====== GIVEN RECORDS ======

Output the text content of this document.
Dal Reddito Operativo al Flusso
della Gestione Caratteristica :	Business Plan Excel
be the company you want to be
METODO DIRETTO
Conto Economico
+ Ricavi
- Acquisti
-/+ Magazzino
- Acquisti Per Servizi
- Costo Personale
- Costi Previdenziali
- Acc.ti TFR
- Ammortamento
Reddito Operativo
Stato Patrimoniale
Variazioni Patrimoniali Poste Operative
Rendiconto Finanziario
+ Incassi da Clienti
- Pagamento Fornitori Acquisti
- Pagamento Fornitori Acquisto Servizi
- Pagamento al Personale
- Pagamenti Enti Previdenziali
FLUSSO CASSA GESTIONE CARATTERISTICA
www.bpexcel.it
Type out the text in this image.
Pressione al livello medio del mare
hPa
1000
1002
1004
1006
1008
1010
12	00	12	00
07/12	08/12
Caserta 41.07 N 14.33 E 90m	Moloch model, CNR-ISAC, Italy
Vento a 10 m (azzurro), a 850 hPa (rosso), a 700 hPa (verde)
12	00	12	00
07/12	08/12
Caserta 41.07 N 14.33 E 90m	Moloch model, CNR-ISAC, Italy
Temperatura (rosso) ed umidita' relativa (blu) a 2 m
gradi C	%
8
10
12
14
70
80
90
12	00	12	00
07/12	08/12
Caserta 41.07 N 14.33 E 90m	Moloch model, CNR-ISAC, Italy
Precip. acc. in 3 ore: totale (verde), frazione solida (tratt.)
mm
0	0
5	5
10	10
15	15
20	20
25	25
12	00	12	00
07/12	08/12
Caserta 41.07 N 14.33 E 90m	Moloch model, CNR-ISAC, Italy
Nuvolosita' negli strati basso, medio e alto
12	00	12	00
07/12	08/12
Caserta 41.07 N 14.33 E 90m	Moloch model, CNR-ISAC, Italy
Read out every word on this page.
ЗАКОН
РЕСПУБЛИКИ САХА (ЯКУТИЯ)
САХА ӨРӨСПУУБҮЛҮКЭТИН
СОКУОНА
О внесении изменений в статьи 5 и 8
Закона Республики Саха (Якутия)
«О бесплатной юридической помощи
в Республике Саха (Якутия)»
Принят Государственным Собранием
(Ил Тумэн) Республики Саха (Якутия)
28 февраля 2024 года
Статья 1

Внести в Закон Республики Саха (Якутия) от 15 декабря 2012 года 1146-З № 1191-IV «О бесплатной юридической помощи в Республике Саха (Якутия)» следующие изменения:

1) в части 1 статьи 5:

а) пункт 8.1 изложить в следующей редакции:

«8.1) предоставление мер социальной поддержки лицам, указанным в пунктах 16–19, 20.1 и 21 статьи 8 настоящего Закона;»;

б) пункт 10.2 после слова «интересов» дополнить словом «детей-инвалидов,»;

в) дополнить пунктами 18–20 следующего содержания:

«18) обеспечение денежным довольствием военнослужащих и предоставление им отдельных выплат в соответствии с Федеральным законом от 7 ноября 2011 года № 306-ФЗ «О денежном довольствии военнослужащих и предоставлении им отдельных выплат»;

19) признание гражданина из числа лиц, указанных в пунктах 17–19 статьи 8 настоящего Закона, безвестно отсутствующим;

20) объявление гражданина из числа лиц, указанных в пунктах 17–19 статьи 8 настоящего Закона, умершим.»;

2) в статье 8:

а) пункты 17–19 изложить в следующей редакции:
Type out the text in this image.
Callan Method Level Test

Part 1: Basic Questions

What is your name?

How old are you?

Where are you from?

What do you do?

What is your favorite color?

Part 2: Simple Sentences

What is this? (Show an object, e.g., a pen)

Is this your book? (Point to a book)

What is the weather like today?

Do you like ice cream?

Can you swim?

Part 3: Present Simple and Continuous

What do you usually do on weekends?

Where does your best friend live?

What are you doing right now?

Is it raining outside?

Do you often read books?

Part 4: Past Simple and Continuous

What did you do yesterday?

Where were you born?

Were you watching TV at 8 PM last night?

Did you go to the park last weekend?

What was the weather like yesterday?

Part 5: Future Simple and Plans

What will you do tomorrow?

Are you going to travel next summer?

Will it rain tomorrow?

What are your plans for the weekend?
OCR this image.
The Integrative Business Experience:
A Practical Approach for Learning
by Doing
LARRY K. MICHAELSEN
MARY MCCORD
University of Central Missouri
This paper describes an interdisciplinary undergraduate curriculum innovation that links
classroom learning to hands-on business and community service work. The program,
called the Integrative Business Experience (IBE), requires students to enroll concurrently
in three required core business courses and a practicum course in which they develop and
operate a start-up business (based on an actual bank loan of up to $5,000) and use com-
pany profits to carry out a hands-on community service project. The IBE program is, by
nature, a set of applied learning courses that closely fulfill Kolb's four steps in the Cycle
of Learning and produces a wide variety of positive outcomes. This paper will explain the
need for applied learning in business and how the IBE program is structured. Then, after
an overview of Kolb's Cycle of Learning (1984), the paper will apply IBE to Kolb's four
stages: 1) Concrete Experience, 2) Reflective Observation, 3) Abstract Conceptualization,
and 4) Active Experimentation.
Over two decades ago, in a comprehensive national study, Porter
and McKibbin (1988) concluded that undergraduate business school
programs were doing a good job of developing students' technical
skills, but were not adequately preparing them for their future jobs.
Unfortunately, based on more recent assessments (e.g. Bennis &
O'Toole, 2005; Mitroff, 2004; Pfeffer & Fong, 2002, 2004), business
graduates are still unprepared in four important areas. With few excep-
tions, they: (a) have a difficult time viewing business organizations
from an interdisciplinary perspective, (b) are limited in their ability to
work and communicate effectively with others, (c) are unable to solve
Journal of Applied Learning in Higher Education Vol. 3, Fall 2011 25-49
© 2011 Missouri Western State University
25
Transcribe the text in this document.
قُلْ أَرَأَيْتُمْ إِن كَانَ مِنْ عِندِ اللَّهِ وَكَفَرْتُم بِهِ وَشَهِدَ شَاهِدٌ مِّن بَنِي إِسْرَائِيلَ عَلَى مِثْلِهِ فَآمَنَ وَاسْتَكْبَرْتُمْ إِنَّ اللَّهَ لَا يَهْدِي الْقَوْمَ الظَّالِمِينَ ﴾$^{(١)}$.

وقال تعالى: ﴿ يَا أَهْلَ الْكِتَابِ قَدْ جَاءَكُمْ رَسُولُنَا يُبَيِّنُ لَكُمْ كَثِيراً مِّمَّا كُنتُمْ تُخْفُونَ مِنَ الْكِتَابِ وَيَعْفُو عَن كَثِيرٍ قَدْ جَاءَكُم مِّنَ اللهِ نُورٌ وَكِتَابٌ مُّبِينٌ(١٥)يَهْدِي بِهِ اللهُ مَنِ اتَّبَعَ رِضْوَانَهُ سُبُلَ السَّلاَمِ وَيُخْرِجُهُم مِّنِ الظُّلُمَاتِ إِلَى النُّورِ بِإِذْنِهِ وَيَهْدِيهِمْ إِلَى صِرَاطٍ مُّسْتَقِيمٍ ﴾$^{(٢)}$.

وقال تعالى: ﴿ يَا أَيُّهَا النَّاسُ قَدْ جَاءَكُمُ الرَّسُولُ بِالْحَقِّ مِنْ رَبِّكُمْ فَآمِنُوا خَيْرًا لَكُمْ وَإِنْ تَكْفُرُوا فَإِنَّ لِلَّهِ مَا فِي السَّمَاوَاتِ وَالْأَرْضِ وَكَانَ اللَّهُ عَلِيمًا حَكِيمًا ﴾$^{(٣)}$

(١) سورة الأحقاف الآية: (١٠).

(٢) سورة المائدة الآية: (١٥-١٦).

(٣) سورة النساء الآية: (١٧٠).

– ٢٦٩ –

======

Please reproduce each record precisely as written.

EXERCISE SOLUTION.
Output the text content of this document.
Dal Reddito Operativo al Flusso
della Gestione Caratteristica :	Business Plan Excel
be the company you want to be
METODO DIRETTO
Conto Economico
+ Ricavi
- Acquisti
-/+ Magazzino
- Acquisti Per Servizi
- Costo Personale
- Costi Previdenziali
- Acc.ti TFR
- Ammortamento
Reddito Operativo
Stato Patrimoniale
Variazioni Patrimoniali Poste Operative
Rendiconto Finanziario
+ Incassi da Clienti
- Pagamento Fornitori Acquisti
- Pagamento Fornitori Acquisto Servizi
- Pagamento al Personale
- Pagamenti Enti Previdenziali
FLUSSO CASSA GESTIONE CARATTERISTICA
www.bpexcel.it
Type out the text in this image.
Pressione al livello medio del mare
hPa
1000
1002
1004
1006
1008
1010
12	00	12	00
07/12	08/12
Caserta 41.07 N 14.33 E 90m	Moloch model, CNR-ISAC, Italy
Vento a 10 m (azzurro), a 850 hPa (rosso), a 700 hPa (verde)
12	00	12	00
07/12	08/12
Caserta 41.07 N 14.33 E 90m	Moloch model, CNR-ISAC, Italy
Temperatura (rosso) ed umidita' relativa (blu) a 2 m
gradi C	%
8
10
12
14
70
80
90
12	00	12	00
07/12	08/12
Caserta 41.07 N 14.33 E 90m	Moloch model, CNR-ISAC, Italy
Precip. acc. in 3 ore: totale (verde), frazione solida (tratt.)
mm
0	0
5	5
10	10
15	15
20	20
25	25
12	00	12	00
07/12	08/12
Caserta 41.07 N 14.33 E 90m	Moloch model, CNR-ISAC, Italy
Nuvolosita' negli strati basso, medio e alto
12	00	12	00
07/12	08/12
Caserta 41.07 N 14.33 E 90m	Moloch model, CNR-ISAC, Italy
Read out every word on this page.
ЗАКОН
РЕСПУБЛИКИ САХА (ЯКУТИЯ)
САХА ӨРӨСПУУБҮЛҮКЭТИН
СОКУОНА
О внесении изменений в статьи 5 и 8
Закона Республики Саха (Якутия)
«О бесплатной юридической помощи
в Республике Саха (Якутия)»
Принят Государственным Собранием
(Ил Тумэн) Республики Саха (Якутия)
28 февраля 2024 года
Статья 1

Внести в Закон Республики Саха (Якутия) от 15 декабря 2012 года 1146-З № 1191-IV «О бесплатной юридической помощи в Республике Саха (Якутия)» следующие изменения:

1) в части 1 статьи 5:

а) пункт 8.1 изложить в следующей редакции:

«8.1) предоставление мер социальной поддержки лицам, указанным в пунктах 16–19, 20.1 и 21 статьи 8 настоящего Закона;»;

б) пункт 10.2 после слова «интересов» дополнить словом «детей-инвалидов,»;

в) дополнить пунктами 18–20 следующего содержания:

«18) обеспечение денежным довольствием военнослужащих и предоставление им отдельных выплат в соответствии с Федеральным законом от 7 ноября 2011 года № 306-ФЗ «О денежном довольствии военнослужащих и предоставлении им отдельных выплат»;

19) признание гражданина из числа лиц, указанных в пунктах 17–19 статьи 8 настоящего Закона, безвестно отсутствующим;

20) объявление гражданина из числа лиц, указанных в пунктах 17–19 статьи 8 настоящего Закона, умершим.»;

2) в статье 8:

а) пункты 17–19 изложить в следующей редакции:
Type out the text in this image.
Callan Method Level Test

Part 1: Basic Questions

What is your name?

How old are you?

Where are you from?

What do you do?

What is your favorite color?

Part 2: Simple Sentences

What is this? (Show an object, e.g., a pen)

Is this your book? (Point to a book)

What is the weather like today?

Do you like ice cream?

Can you swim?

Part 3: Present Simple and Continuous

What do you usually do on weekends?

Where does your best friend live?

What are you doing right now?

Is it raining outside?

Do you often read books?

Part 4: Past Simple and Continuous

What did you do yesterday?

Where were you born?

Were you watching TV at 8 PM last night?

Did you go to the park last weekend?

What was the weather like yesterday?

Part 5: Future Simple and Plans

What will you do tomorrow?

Are you going to travel next summer?

Will it rain tomorrow?

What are your plans for the weekend?
OCR this image.
The Integrative Business Experience:
A Practical Approach for Learning
by Doing
LARRY K. MICHAELSEN
MARY MCCORD
University of Central Missouri
This paper describes an interdisciplinary undergraduate curriculum innovation that links
classroom learning to hands-on business and community service work. The program,
called the Integrative Business Experience (IBE), requires students to enroll concurrently
in three required core business courses and a practicum course in which they develop and
operate a start-up business (based on an actual bank loan of up to $5,000) and use com-
pany profits to carry out a hands-on community service project. The IBE program is, by
nature, a set of applied learning courses that closely fulfill Kolb's four steps in the Cycle
of Learning and produces a wide variety of positive outcomes. This paper will explain the
need for applied learning in business and how the IBE program is structured. Then, after
an overview of Kolb's Cycle of Learning (1984), the paper will apply IBE to Kolb's four
stages: 1) Concrete Experience, 2) Reflective Observation, 3) Abstract Conceptualization,
and 4) Active Experimentation.
Over two decades ago, in a comprehensive national study, Porter
and McKibbin (1988) concluded that undergraduate business school
programs were doing a good job of developing students' technical
skills, but were not adequately preparing them for their future jobs.
Unfortunately, based on more recent assessments (e.g. Bennis &
O'Toole, 2005; Mitroff, 2004; Pfeffer & Fong, 2002, 2004), business
graduates are still unprepared in four important areas. With few excep-
tions, they: (a) have a difficult time viewing business organizations
from an interdisciplinary perspective, (b) are limited in their ability to
work and communicate effectively with others, (c) are unable to solve
Journal of Applied Learning in Higher Education Vol. 3, Fall 2011 25-49
© 2011 Missouri Western State University
25
Transcribe the text in this document.
قُلْ أَرَأَيْتُمْ إِن كَانَ مِنْ عِندِ اللَّهِ وَكَفَرْتُم بِهِ وَشَهِدَ شَاهِدٌ مِّن بَنِي إِسْرَائِيلَ عَلَى مِثْلِهِ فَآمَنَ وَاسْتَكْبَرْتُمْ إِنَّ اللَّهَ لَا يَهْدِي الْقَوْمَ الظَّالِمِينَ ﴾$^{(١)}$.

وقال تعالى: ﴿ يَا أَهْلَ الْكِتَابِ قَدْ جَاءَكُمْ رَسُولُنَا يُبَيِّنُ لَكُمْ كَثِيراً مِّمَّا كُنتُمْ تُخْفُونَ مِنَ الْكِتَابِ وَيَعْفُو عَن كَثِيرٍ قَدْ جَاءَكُم مِّنَ اللهِ نُورٌ وَكِتَابٌ مُّبِينٌ(١٥)يَهْدِي بِهِ اللهُ مَنِ اتَّبَعَ رِضْوَانَهُ سُبُلَ السَّلاَمِ وَيُخْرِجُهُم مِّنِ الظُّلُمَاتِ إِلَى النُّورِ بِإِذْنِهِ وَيَهْدِيهِمْ إِلَى صِرَاطٍ مُّسْتَقِيمٍ ﴾$^{(٢)}$.

وقال تعالى: ﴿ يَا أَيُّهَا النَّاسُ قَدْ جَاءَكُمُ الرَّسُولُ بِالْحَقِّ مِنْ رَبِّكُمْ فَآمِنُوا خَيْرًا لَكُمْ وَإِنْ تَكْفُرُوا فَإِنَّ لِلَّهِ مَا فِي السَّمَاوَاتِ وَالْأَرْضِ وَكَانَ اللَّهُ عَلِيمًا حَكِيمًا ﴾$^{(٣)}$

(١) سورة الأحقاف الآية: (١٠).

(٢) سورة المائدة الآية: (١٥-١٦).

(٣) سورة النساء الآية: (١٧٠).

– ٢٦٩ –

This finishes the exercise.